● **Source data**
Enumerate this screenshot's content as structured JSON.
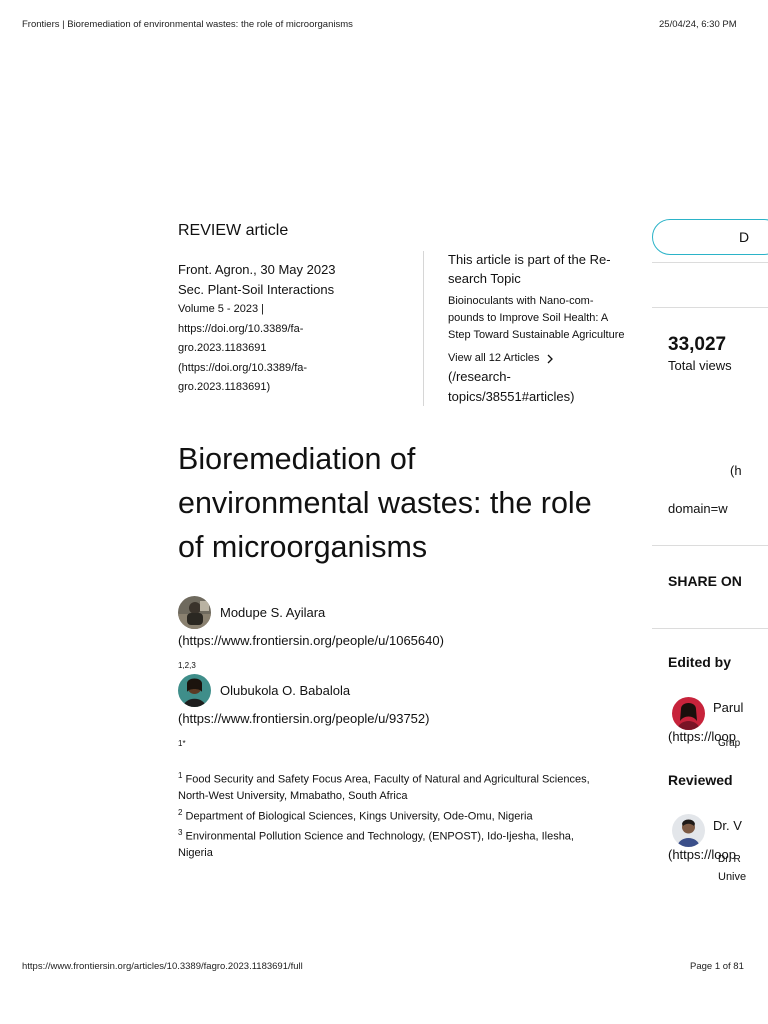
{
  "header": {
    "tab_title": "Frontiers | Bioremediation of environmental wastes: the role of microorganisms",
    "timestamp": "25/04/24, 6:30 PM"
  },
  "footer": {
    "url": "https://www.frontiersin.org/articles/10.3389/fagro.2023.1183691/full",
    "page": "Page 1 of 81"
  },
  "article": {
    "type_label": "REVIEW article",
    "journal_date": "Front. Agron., 30 May 2023",
    "section": "Sec. Plant-Soil Interactions",
    "volume": "Volume 5 - 2023 |",
    "doi_1": "https://doi.org/10.3389/fa-",
    "doi_2": "gro.2023.1183691",
    "doi_3": "(https://doi.org/10.3389/fa-",
    "doi_4": "gro.2023.1183691)",
    "title_line1": "Bioremediation of",
    "title_line2": "environmental wastes: the role",
    "title_line3": "of microorganisms"
  },
  "research_topic": {
    "intro_1": "This article is part of the Re-",
    "intro_2": "search Topic",
    "title_1": "Bioinoculants with Nano-com-",
    "title_2": "pounds to Improve Soil Health: A",
    "title_3": "Step Toward Sustainable Agriculture",
    "view_all": "View all 12 Articles",
    "link_1": "(/research-",
    "link_2": "topics/38551#articles)"
  },
  "authors": [
    {
      "name": "Modupe S. Ayilara",
      "url": "(https://www.frontiersin.org/people/u/1065640)",
      "affiliation_marks": "1,2,3"
    },
    {
      "name": "Olubukola O. Babalola",
      "url": "(https://www.frontiersin.org/people/u/93752)",
      "affiliation_marks": "1*"
    }
  ],
  "affiliations": [
    {
      "num": "1",
      "text": "Food Security and Safety Focus Area, Faculty of Natural and Agricultural Sciences,"
    },
    {
      "num": "",
      "text": "North-West University, Mmabatho, South Africa"
    },
    {
      "num": "2",
      "text": "Department of Biological Sciences, Kings University, Ode-Omu, Nigeria"
    },
    {
      "num": "3",
      "text": "Environmental Pollution Science and Technology, (ENPOST), Ido-Ijesha, Ilesha,"
    },
    {
      "num": "",
      "text": "Nigeria"
    }
  ],
  "sidebar": {
    "button_label": "D",
    "total_views_number": "33,027",
    "total_views_label": "Total views",
    "link_fragment_1": "(h",
    "link_fragment_2": "domain=w",
    "share_heading": "SHARE ON",
    "edited_heading": "Edited by",
    "editor_name": "Parul",
    "editor_url": "(https://loop",
    "editor_note": "Grap",
    "reviewed_heading": "Reviewed",
    "reviewer_name": "Dr. V",
    "reviewer_url": "(https://loop",
    "reviewer_note_1": "Dr. R",
    "reviewer_note_2": "Unive"
  },
  "colors": {
    "accent_teal": "#2bb3c8",
    "text": "#111111",
    "divider": "#d6d6d6"
  }
}
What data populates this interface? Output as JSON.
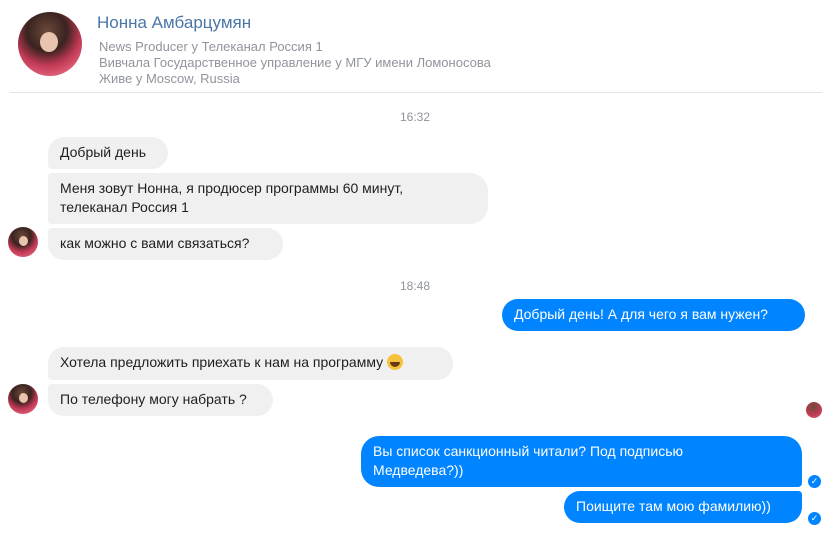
{
  "contact": {
    "name": "Нонна Амбарцумян",
    "lines": [
      "News Producer у Телеканал Россия 1",
      "Вивчала Государственное управление у МГУ имени Ломоносова",
      "Живе у Moscow, Russia"
    ]
  },
  "timestamps": [
    "16:32",
    "18:48"
  ],
  "messages": [
    {
      "from": "contact",
      "text": "Добрый день"
    },
    {
      "from": "contact",
      "text_line1": "Меня зовут Нонна, я продюсер программы 60 минут,",
      "text_line2": "телеканал Россия 1"
    },
    {
      "from": "contact",
      "text": "как  можно с вами связаться?"
    },
    {
      "from": "me",
      "text": "Добрый день! А для чего я вам нужен?"
    },
    {
      "from": "contact",
      "text": "Хотела предложить приехать к нам на программу",
      "emoji": "grinning-face-emoji"
    },
    {
      "from": "contact",
      "text": "По телефону могу набрать ?"
    },
    {
      "from": "me",
      "text_line1": "Вы список санкционный читали? Под подписью",
      "text_line2": "Медведева?))"
    },
    {
      "from": "me",
      "text": "Поищите там мою фамилию))"
    }
  ],
  "colors": {
    "outgoing": "#0084ff",
    "incoming": "#f1f0f0",
    "name": "#4a76a8"
  }
}
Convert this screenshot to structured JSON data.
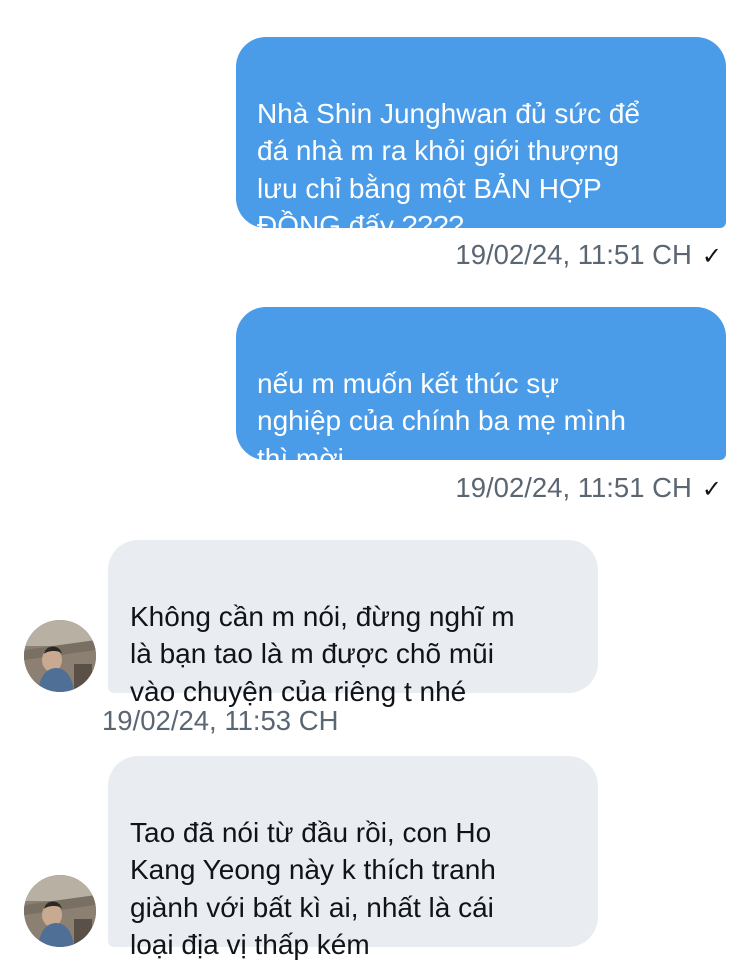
{
  "messages": [
    {
      "direction": "sent",
      "text": "Nhà Shin Junghwan đủ sức để\nđá nhà m ra khỏi giới thượng\nlưu chỉ bằng một BẢN HỢP\nĐỒNG đấy ????",
      "timestamp": "19/02/24, 11:51 CH",
      "status_icon": "check-icon",
      "status_glyph": "✓"
    },
    {
      "direction": "sent",
      "text": "nếu m muốn kết thúc sự\nnghiệp của chính ba mẹ mình\nthì mời",
      "timestamp": "19/02/24, 11:51 CH",
      "status_icon": "check-icon",
      "status_glyph": "✓"
    },
    {
      "direction": "received",
      "text": "Không cần m nói, đừng nghĩ m\nlà bạn tao là m được chõ mũi\nvào chuyện của riêng t nhé",
      "timestamp": "19/02/24, 11:53 CH",
      "avatar_icon": "avatar"
    },
    {
      "direction": "received",
      "text": "Tao đã nói từ đầu rồi, con Ho\nKang Yeong này k thích tranh\ngiành với bất kì ai, nhất là cái\nloại địa vị thấp kém",
      "avatar_icon": "avatar"
    }
  ],
  "colors": {
    "sent_bubble": "#4a9be8",
    "received_bubble": "#e9ecf0",
    "timestamp": "#5b6673",
    "background": "#ffffff"
  }
}
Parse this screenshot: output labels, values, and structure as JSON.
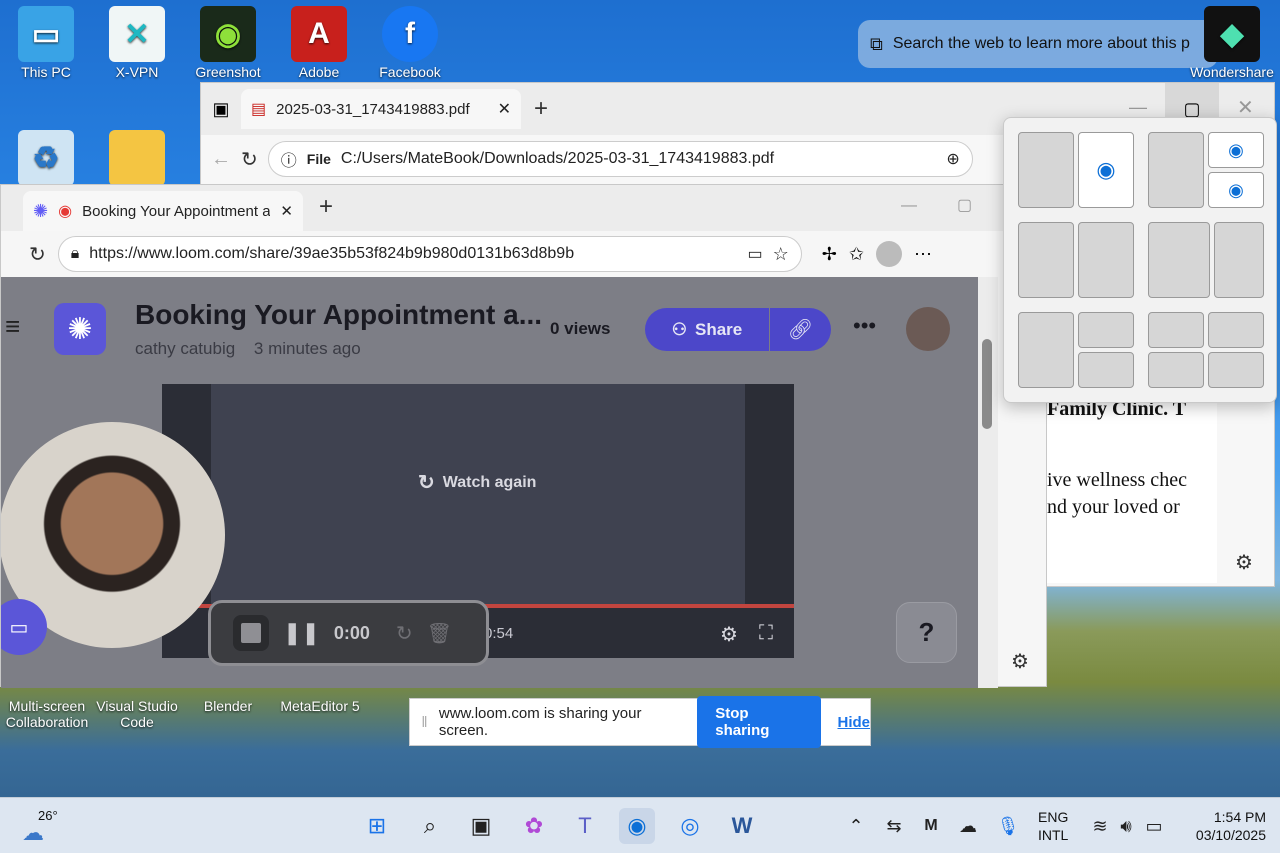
{
  "desktop_icons": [
    {
      "label": "This PC",
      "glyph": "🖥",
      "bg": "#39a3e6"
    },
    {
      "label": "X-VPN",
      "glyph": "✕",
      "bg": "#f0f6f6"
    },
    {
      "label": "Greenshot",
      "glyph": "◉",
      "bg": "#1a2a1a"
    },
    {
      "label": "Adobe",
      "glyph": "A",
      "bg": "#c8201c"
    },
    {
      "label": "Facebook",
      "glyph": "f",
      "bg": "#1877f2"
    },
    {
      "label": "Wondershare",
      "glyph": "◆",
      "bg": "#111"
    }
  ],
  "desktop_icons_bottom": [
    {
      "label": "Multi-screen Collaboration"
    },
    {
      "label": "Visual Studio Code"
    },
    {
      "label": "Blender"
    },
    {
      "label": "MetaEditor 5"
    }
  ],
  "search_pill": {
    "text": "Search the web to learn more about this p"
  },
  "pdf_window": {
    "tab_title": "2025-03-31_1743419883.pdf",
    "address_scheme": "File",
    "address": "C:/Users/MateBook/Downloads/2025-03-31_1743419883.pdf",
    "content_line1": "Family Clinic. T",
    "content_line2": "ive wellness chec",
    "content_line3": "nd your loved or"
  },
  "loom_window": {
    "tab_title": "Booking Your Appointment a",
    "address": "https://www.loom.com/share/39ae35b53f824b9b980d0131b63d8b9b",
    "video_title": "Booking Your Appointment a...",
    "author": "cathy catubig",
    "time_ago": "3 minutes ago",
    "views": "0 views",
    "share_label": "Share",
    "watch_again": "Watch again",
    "elapsed": "0:00",
    "duration": "0:54",
    "help": "?"
  },
  "share_banner": {
    "message": "www.loom.com is sharing your screen.",
    "stop_label": "Stop sharing",
    "hide_label": "Hide"
  },
  "taskbar": {
    "weather": "26°",
    "lang1": "ENG",
    "lang2": "INTL",
    "time": "1:54 PM",
    "date": "03/10/2025"
  },
  "colors": {
    "loom_purple": "#625df5",
    "edge_blue": "#0c6fd6",
    "stop_blue": "#1a73e8"
  }
}
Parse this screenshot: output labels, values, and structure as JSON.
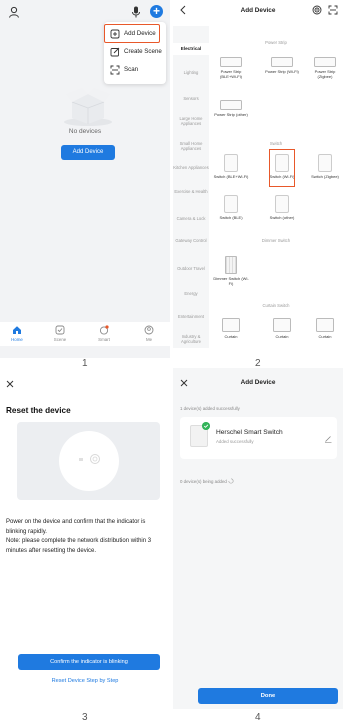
{
  "screen1": {
    "menu": {
      "items": [
        {
          "label": "Add Device",
          "icon": "add-device-icon"
        },
        {
          "label": "Create Scene",
          "icon": "edit-icon"
        },
        {
          "label": "Scan",
          "icon": "scan-icon"
        }
      ]
    },
    "empty_text": "No devices",
    "add_button": "Add Device",
    "tabs": [
      {
        "label": "Home",
        "icon": "home-icon",
        "active": true
      },
      {
        "label": "Scene",
        "icon": "scene-icon",
        "active": false
      },
      {
        "label": "Smart",
        "icon": "smart-icon",
        "active": false
      },
      {
        "label": "Me",
        "icon": "me-icon",
        "active": false
      }
    ],
    "number": "1"
  },
  "screen2": {
    "title": "Add Device",
    "categories": [
      "Electrical",
      "Lighting",
      "Sensors",
      "Large Home Appliances",
      "Small Home Appliances",
      "Kitchen Appliances",
      "Exercise & Health",
      "Camera & Lock",
      "Gateway Control",
      "Outdoor Travel",
      "Energy",
      "Entertainment",
      "Industry & Agriculture"
    ],
    "sections": {
      "power_strip": "Power Strip",
      "switch": "Switch",
      "dimmer": "Dimmer Switch",
      "curtain": "Curtain Switch"
    },
    "devices": {
      "power_strip": [
        "Power Strip (BLE+Wi-Fi)",
        "Power Strip (Wi-Fi)",
        "Power Strip (Zigbee)",
        "Power Strip (other)"
      ],
      "switch": [
        "Switch (BLE+Wi-Fi)",
        "Switch (Wi-Fi)",
        "Switch (Zigbee)",
        "Switch (BLE)",
        "Switch (other)"
      ],
      "dimmer": [
        "Dimmer Switch (Wi-Fi)"
      ],
      "curtain": [
        "Curtain",
        "Curtain",
        "Curtain"
      ]
    },
    "highlight_color": "#e8582a",
    "number": "2"
  },
  "screen3": {
    "title": "Reset the device",
    "instructions": [
      "Power on the device and confirm that the indicator is blinking rapidly.",
      "Note: please complete the network distribution within 3 minutes after resetting the device."
    ],
    "confirm_button": "Confirm the indicator is blinking",
    "step_link": "Reset Device Step by Step",
    "number": "3"
  },
  "screen4": {
    "title": "Add Device",
    "added_summary": "1 device(s) added successfully",
    "device_name": "Herschel Smart Switch",
    "device_status": "Added successfully",
    "adding_summary": "0 device(s) being added",
    "done_button": "Done",
    "number": "4"
  },
  "colors": {
    "accent": "#1f7ae0",
    "highlight": "#e8582a",
    "success": "#33b35a"
  }
}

● **Written task**
Using the material above, work out how many lines contain the string "blinking". Give that number alone.

● **Task result**
2